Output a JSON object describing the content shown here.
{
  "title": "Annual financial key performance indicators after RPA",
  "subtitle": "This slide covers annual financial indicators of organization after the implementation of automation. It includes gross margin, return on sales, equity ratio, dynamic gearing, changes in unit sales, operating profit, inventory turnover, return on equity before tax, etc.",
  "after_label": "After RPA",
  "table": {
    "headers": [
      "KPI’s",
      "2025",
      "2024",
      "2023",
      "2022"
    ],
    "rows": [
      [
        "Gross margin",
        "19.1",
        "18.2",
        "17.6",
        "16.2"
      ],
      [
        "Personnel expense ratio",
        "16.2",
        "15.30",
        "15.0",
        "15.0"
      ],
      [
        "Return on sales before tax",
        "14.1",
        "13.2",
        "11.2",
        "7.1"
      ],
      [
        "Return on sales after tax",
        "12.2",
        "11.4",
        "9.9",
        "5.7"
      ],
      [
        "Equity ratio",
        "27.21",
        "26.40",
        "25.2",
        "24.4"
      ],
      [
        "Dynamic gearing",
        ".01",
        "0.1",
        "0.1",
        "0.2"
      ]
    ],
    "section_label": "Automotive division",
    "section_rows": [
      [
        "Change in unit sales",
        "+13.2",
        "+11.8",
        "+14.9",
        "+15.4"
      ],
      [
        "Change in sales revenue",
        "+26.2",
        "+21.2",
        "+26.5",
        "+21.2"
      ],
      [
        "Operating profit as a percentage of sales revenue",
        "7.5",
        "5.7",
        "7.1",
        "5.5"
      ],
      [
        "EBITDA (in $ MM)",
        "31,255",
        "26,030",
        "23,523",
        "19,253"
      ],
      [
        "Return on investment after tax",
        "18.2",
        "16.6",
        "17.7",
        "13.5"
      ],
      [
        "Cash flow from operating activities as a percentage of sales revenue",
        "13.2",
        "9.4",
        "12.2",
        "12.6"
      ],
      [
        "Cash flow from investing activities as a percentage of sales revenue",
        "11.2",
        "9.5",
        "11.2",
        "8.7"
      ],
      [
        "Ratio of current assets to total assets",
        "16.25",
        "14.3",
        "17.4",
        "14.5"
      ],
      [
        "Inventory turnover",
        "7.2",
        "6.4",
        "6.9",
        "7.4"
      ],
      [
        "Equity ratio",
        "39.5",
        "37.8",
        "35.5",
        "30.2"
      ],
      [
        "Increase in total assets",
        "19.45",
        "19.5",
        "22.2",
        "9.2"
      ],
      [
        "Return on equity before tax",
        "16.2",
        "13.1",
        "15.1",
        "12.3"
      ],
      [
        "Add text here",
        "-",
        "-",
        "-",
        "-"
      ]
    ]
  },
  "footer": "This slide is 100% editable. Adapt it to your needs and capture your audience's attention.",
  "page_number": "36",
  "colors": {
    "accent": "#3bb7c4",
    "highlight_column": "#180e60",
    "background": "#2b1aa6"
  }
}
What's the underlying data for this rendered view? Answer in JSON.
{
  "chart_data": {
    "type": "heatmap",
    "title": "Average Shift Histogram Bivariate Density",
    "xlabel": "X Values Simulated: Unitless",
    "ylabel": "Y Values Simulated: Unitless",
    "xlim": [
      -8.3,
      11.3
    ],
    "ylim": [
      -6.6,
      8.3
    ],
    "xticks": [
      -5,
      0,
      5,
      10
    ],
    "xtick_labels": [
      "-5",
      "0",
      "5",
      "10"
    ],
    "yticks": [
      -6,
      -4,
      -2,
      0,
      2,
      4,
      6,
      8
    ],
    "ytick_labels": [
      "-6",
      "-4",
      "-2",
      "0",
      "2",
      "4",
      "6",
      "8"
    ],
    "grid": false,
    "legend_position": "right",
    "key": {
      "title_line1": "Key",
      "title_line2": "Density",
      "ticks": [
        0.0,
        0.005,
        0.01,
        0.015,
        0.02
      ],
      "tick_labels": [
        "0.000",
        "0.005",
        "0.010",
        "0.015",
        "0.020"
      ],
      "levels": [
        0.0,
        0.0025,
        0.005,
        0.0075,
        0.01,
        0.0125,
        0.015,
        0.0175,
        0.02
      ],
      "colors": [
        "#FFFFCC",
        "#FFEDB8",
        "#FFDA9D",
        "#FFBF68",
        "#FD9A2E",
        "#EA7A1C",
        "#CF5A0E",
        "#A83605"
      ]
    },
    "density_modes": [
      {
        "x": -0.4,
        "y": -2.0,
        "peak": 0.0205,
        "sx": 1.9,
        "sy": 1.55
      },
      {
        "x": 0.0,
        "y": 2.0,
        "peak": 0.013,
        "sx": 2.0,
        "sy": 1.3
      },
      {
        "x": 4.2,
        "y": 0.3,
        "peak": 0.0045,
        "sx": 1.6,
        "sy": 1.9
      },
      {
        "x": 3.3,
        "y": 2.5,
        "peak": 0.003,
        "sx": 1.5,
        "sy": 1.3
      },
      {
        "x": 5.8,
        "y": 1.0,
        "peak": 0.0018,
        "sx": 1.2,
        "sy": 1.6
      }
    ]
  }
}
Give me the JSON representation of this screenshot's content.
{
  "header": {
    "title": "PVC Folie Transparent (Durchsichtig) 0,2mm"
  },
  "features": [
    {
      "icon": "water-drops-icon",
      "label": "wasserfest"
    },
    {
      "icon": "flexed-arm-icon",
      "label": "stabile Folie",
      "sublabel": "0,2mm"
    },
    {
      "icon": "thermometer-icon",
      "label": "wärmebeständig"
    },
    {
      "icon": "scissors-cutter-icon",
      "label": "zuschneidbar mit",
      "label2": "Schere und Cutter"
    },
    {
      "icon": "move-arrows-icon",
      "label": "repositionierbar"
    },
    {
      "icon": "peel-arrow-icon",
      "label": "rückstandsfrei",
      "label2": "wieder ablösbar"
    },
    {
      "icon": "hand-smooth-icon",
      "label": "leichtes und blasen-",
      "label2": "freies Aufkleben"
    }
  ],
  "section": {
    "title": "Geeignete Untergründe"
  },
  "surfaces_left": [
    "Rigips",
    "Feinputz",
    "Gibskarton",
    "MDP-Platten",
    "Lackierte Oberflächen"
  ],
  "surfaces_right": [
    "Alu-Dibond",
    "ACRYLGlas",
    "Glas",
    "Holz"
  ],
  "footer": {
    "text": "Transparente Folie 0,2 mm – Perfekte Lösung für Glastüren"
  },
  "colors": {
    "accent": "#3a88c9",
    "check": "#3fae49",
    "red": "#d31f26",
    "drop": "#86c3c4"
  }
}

_Task to carry out_.
Reproduce the listing in full. Keep it exactly as written.

_Answer in full_.
Output a JSON object describing the content shown here.
{
  "title": "Annual financial key performance indicators after RPA",
  "subtitle": "This slide covers annual financial indicators of organization after the implementation of automation. It includes gross margin, return on sales, equity ratio, dynamic gearing, changes in unit sales, operating profit, inventory turnover, return on equity before tax, etc.",
  "after_label": "After RPA",
  "table": {
    "headers": [
      "KPI’s",
      "2025",
      "2024",
      "2023",
      "2022"
    ],
    "rows": [
      [
        "Gross margin",
        "19.1",
        "18.2",
        "17.6",
        "16.2"
      ],
      [
        "Personnel expense ratio",
        "16.2",
        "15.30",
        "15.0",
        "15.0"
      ],
      [
        "Return on sales before tax",
        "14.1",
        "13.2",
        "11.2",
        "7.1"
      ],
      [
        "Return on sales after tax",
        "12.2",
        "11.4",
        "9.9",
        "5.7"
      ],
      [
        "Equity ratio",
        "27.21",
        "26.40",
        "25.2",
        "24.4"
      ],
      [
        "Dynamic gearing",
        ".01",
        "0.1",
        "0.1",
        "0.2"
      ]
    ],
    "section_label": "Automotive division",
    "section_rows": [
      [
        "Change in unit sales",
        "+13.2",
        "+11.8",
        "+14.9",
        "+15.4"
      ],
      [
        "Change in sales revenue",
        "+26.2",
        "+21.2",
        "+26.5",
        "+21.2"
      ],
      [
        "Operating profit as a percentage of sales revenue",
        "7.5",
        "5.7",
        "7.1",
        "5.5"
      ],
      [
        "EBITDA (in $ MM)",
        "31,255",
        "26,030",
        "23,523",
        "19,253"
      ],
      [
        "Return on investment after tax",
        "18.2",
        "16.6",
        "17.7",
        "13.5"
      ],
      [
        "Cash flow from operating activities as a percentage of sales revenue",
        "13.2",
        "9.4",
        "12.2",
        "12.6"
      ],
      [
        "Cash flow from investing activities as a percentage of sales revenue",
        "11.2",
        "9.5",
        "11.2",
        "8.7"
      ],
      [
        "Ratio of current assets to total assets",
        "16.25",
        "14.3",
        "17.4",
        "14.5"
      ],
      [
        "Inventory turnover",
        "7.2",
        "6.4",
        "6.9",
        "7.4"
      ],
      [
        "Equity ratio",
        "39.5",
        "37.8",
        "35.5",
        "30.2"
      ],
      [
        "Increase in total assets",
        "19.45",
        "19.5",
        "22.2",
        "9.2"
      ],
      [
        "Return on equity before tax",
        "16.2",
        "13.1",
        "15.1",
        "12.3"
      ],
      [
        "Add text here",
        "-",
        "-",
        "-",
        "-"
      ]
    ]
  },
  "footer": "This slide is 100% editable. Adapt it to your needs and capture your audience's attention.",
  "page_number": "36",
  "colors": {
    "accent": "#3bb7c4",
    "highlight_column": "#180e60",
    "background": "#2b1aa6"
  }
}
What's the underlying data for this rendered view? Answer in JSON.
{
  "chart_data": {
    "type": "heatmap",
    "title": "Average Shift Histogram Bivariate Density",
    "xlabel": "X Values Simulated: Unitless",
    "ylabel": "Y Values Simulated: Unitless",
    "xlim": [
      -8.3,
      11.3
    ],
    "ylim": [
      -6.6,
      8.3
    ],
    "xticks": [
      -5,
      0,
      5,
      10
    ],
    "xtick_labels": [
      "-5",
      "0",
      "5",
      "10"
    ],
    "yticks": [
      -6,
      -4,
      -2,
      0,
      2,
      4,
      6,
      8
    ],
    "ytick_labels": [
      "-6",
      "-4",
      "-2",
      "0",
      "2",
      "4",
      "6",
      "8"
    ],
    "grid": false,
    "legend_position": "right",
    "key": {
      "title_line1": "Key",
      "title_line2": "Density",
      "ticks": [
        0.0,
        0.005,
        0.01,
        0.015,
        0.02
      ],
      "tick_labels": [
        "0.000",
        "0.005",
        "0.010",
        "0.015",
        "0.020"
      ],
      "levels": [
        0.0,
        0.0025,
        0.005,
        0.0075,
        0.01,
        0.0125,
        0.015,
        0.0175,
        0.02
      ],
      "colors": [
        "#FFFFCC",
        "#FFEDB8",
        "#FFDA9D",
        "#FFBF68",
        "#FD9A2E",
        "#EA7A1C",
        "#CF5A0E",
        "#A83605"
      ]
    },
    "density_modes": [
      {
        "x": -0.4,
        "y": -2.0,
        "peak": 0.0205,
        "sx": 1.9,
        "sy": 1.55
      },
      {
        "x": 0.0,
        "y": 2.0,
        "peak": 0.013,
        "sx": 2.0,
        "sy": 1.3
      },
      {
        "x": 4.2,
        "y": 0.3,
        "peak": 0.0045,
        "sx": 1.6,
        "sy": 1.9
      },
      {
        "x": 3.3,
        "y": 2.5,
        "peak": 0.003,
        "sx": 1.5,
        "sy": 1.3
      },
      {
        "x": 5.8,
        "y": 1.0,
        "peak": 0.0018,
        "sx": 1.2,
        "sy": 1.6
      }
    ]
  }
}
Give me the JSON representation of this screenshot's content.
{
  "header": {
    "title": "PVC Folie Transparent (Durchsichtig) 0,2mm"
  },
  "features": [
    {
      "icon": "water-drops-icon",
      "label": "wasserfest"
    },
    {
      "icon": "flexed-arm-icon",
      "label": "stabile Folie",
      "sublabel": "0,2mm"
    },
    {
      "icon": "thermometer-icon",
      "label": "wärmebeständig"
    },
    {
      "icon": "scissors-cutter-icon",
      "label": "zuschneidbar mit",
      "label2": "Schere und Cutter"
    },
    {
      "icon": "move-arrows-icon",
      "label": "repositionierbar"
    },
    {
      "icon": "peel-arrow-icon",
      "label": "rückstandsfrei",
      "label2": "wieder ablösbar"
    },
    {
      "icon": "hand-smooth-icon",
      "label": "leichtes und blasen-",
      "label2": "freies Aufkleben"
    }
  ],
  "section": {
    "title": "Geeignete Untergründe"
  },
  "surfaces_left": [
    "Rigips",
    "Feinputz",
    "Gibskarton",
    "MDP-Platten",
    "Lackierte Oberflächen"
  ],
  "surfaces_right": [
    "Alu-Dibond",
    "ACRYLGlas",
    "Glas",
    "Holz"
  ],
  "footer": {
    "text": "Transparente Folie 0,2 mm – Perfekte Lösung für Glastüren"
  },
  "colors": {
    "accent": "#3a88c9",
    "check": "#3fae49",
    "red": "#d31f26",
    "drop": "#86c3c4"
  }
}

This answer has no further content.